*EXTRACT PROVIDED*.
* * * * * * * * *

The Viking Moses ‘Crosses’ is out on Poptones Recording Corporation on the 28th of August.  To get your own copy please click here.

Sinister and beguiling song cycle celebrates an odd love story

The Viking Moses (aka Brendon Massei) is yet another graduate from the school of Devandra Banhart. Riding the new wave of new folk with simple acoustic settings, intimate vocals and at times a childlike simplicity, he’s fashioned an album that worms its way into your head with its allusions to well remembered hymns and the use of repetitive structures. A song cycle based on a relationship Massei had with a muse named Emma, the album moves from songs he sang with her to post breakup musings and a yearning to rekindle their flame. Opening song “Still my Home” uses the tune and chorus from Michael Row Your Boat Ashore and lulls the listener into a false sense of security, wrapped in a familiar memory.

Overall there is a sense of a nostalgic longing to regain innocence lost personified in the idealised Emma. There are hints however that their relationship was not ideal with darker moments in some of the songs. “My Husband’s Hand” hints at a wives’ fear of her husband’s interest in children playing nearby as she promises to bear him one of his own. “Dancing By the Water day” has “our bodies grow close, then break away, and when they do, I’ll cry and pray…” “Whet Stones at Both My Sides” is a bare tale of denial with the singer describing the emptiness and loss of self following the end of a relationship and against all the evidence hoping for a reconciliation, a tremendous song. The album ends on another ambiguous note, a reunion with his soulmate but again the lyrics could be read as a fantasy or even a sinister replacement for the idealised, lost partner.

* * * * * * * * *

*Element location data*.
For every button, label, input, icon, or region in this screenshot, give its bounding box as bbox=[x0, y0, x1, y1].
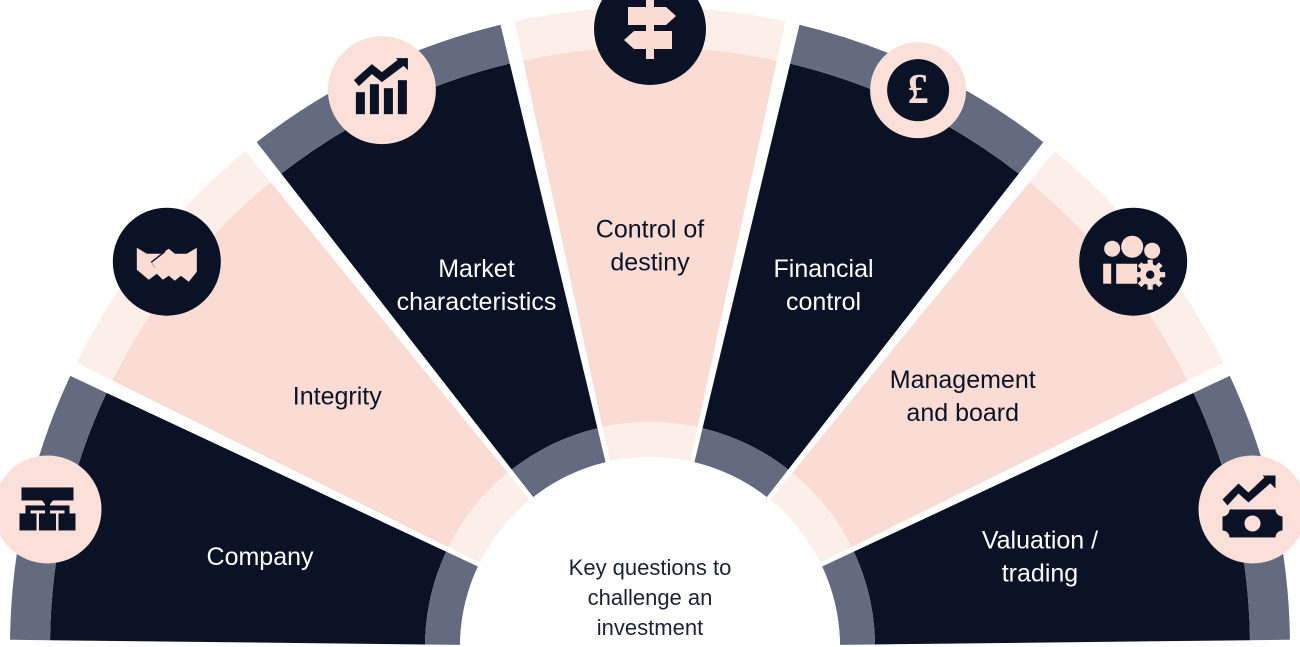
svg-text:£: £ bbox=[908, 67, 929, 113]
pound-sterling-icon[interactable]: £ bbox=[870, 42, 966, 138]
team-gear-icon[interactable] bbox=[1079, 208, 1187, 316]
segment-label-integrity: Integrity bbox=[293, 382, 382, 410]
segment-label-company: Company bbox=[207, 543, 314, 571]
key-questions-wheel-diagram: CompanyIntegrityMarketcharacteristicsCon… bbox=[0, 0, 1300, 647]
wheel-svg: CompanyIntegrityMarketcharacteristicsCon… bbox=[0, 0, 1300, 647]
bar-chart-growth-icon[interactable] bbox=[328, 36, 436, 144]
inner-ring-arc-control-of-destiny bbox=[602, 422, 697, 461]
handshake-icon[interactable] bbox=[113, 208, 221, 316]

* * * * * * * * *

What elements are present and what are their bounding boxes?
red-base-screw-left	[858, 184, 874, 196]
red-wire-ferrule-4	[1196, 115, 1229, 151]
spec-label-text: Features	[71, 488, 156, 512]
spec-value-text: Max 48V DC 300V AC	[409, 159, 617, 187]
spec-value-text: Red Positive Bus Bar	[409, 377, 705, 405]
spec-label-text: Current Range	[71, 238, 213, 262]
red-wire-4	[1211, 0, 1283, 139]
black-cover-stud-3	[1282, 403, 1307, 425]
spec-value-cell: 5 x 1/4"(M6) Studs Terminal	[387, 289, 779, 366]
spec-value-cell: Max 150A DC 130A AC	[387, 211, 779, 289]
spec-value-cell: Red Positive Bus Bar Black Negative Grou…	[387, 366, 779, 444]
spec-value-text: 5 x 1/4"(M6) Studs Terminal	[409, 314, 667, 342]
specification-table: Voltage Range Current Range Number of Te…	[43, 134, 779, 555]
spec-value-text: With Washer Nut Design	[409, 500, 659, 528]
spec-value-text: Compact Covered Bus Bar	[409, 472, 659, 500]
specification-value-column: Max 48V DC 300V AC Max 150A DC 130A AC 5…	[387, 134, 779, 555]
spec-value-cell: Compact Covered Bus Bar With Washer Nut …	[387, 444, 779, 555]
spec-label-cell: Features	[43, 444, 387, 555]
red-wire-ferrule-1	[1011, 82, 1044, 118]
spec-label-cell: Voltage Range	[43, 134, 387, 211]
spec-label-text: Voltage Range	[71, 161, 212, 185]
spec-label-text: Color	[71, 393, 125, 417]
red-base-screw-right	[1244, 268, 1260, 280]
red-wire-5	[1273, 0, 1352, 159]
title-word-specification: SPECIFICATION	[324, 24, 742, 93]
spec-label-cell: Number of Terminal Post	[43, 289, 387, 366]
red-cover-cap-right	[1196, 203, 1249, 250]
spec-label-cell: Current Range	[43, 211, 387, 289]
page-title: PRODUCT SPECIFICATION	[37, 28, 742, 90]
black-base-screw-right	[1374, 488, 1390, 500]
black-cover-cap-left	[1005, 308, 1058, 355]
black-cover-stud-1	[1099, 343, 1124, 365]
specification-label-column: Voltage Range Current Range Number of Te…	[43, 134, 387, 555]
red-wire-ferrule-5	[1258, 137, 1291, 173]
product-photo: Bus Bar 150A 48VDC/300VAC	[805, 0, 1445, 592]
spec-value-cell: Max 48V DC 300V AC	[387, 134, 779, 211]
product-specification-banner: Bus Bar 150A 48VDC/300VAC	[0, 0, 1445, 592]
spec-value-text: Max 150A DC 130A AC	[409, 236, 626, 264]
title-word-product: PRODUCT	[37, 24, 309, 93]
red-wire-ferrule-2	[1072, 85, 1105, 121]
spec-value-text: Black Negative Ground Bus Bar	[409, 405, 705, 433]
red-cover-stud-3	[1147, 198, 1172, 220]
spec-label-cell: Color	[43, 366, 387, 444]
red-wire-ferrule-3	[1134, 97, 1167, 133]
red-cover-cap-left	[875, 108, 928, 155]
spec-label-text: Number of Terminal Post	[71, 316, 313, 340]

* * * * * * * * *

*EXERCISE A*. Write out the passage of the album review that starts at "Overall there is" and ends at "idealised, lost partner.", keeping both ends.
*EXERCISE B*. Reproduce the lines of the records starting at the line containing "For every button, label, input, icon, or" and ending at the line containing "handshake-icon[interactable] bbox=[113, 208, 221, 316]", with both included. Omit the picture.

*CORRECT RESULT A*.
Overall there is a sense of a nostalgic longing to regain innocence lost personified in the idealised Emma. There are hints however that their relationship was not ideal with darker moments in some of the songs. “My Husband’s Hand” hints at a wives’ fear of her husband’s interest in children playing nearby as she promises to bear him one of his own. “Dancing By the Water day” has “our bodies grow close, then break away, and when they do, I’ll cry and pray…” “Whet Stones at Both My Sides” is a bare tale of denial with the singer describing the emptiness and loss of self following the end of a relationship and against all the evidence hoping for a reconciliation, a tremendous song. The album ends on another ambiguous note, a reunion with his soulmate but again the lyrics could be read as a fantasy or even a sinister replacement for the idealised, lost partner.

*CORRECT RESULT B*.
For every button, label, input, icon, or region in this screenshot, give its bounding box as bbox=[x0, y0, x1, y1].
svg-text:£: £ bbox=[908, 67, 929, 113]
pound-sterling-icon[interactable]: £ bbox=[870, 42, 966, 138]
team-gear-icon[interactable] bbox=[1079, 208, 1187, 316]
segment-label-integrity: Integrity bbox=[293, 382, 382, 410]
segment-label-company: Company bbox=[207, 543, 314, 571]
key-questions-wheel-diagram: CompanyIntegrityMarketcharacteristicsCon… bbox=[0, 0, 1300, 647]
wheel-svg: CompanyIntegrityMarketcharacteristicsCon… bbox=[0, 0, 1300, 647]
bar-chart-growth-icon[interactable] bbox=[328, 36, 436, 144]
inner-ring-arc-control-of-destiny bbox=[602, 422, 697, 461]
handshake-icon[interactable] bbox=[113, 208, 221, 316]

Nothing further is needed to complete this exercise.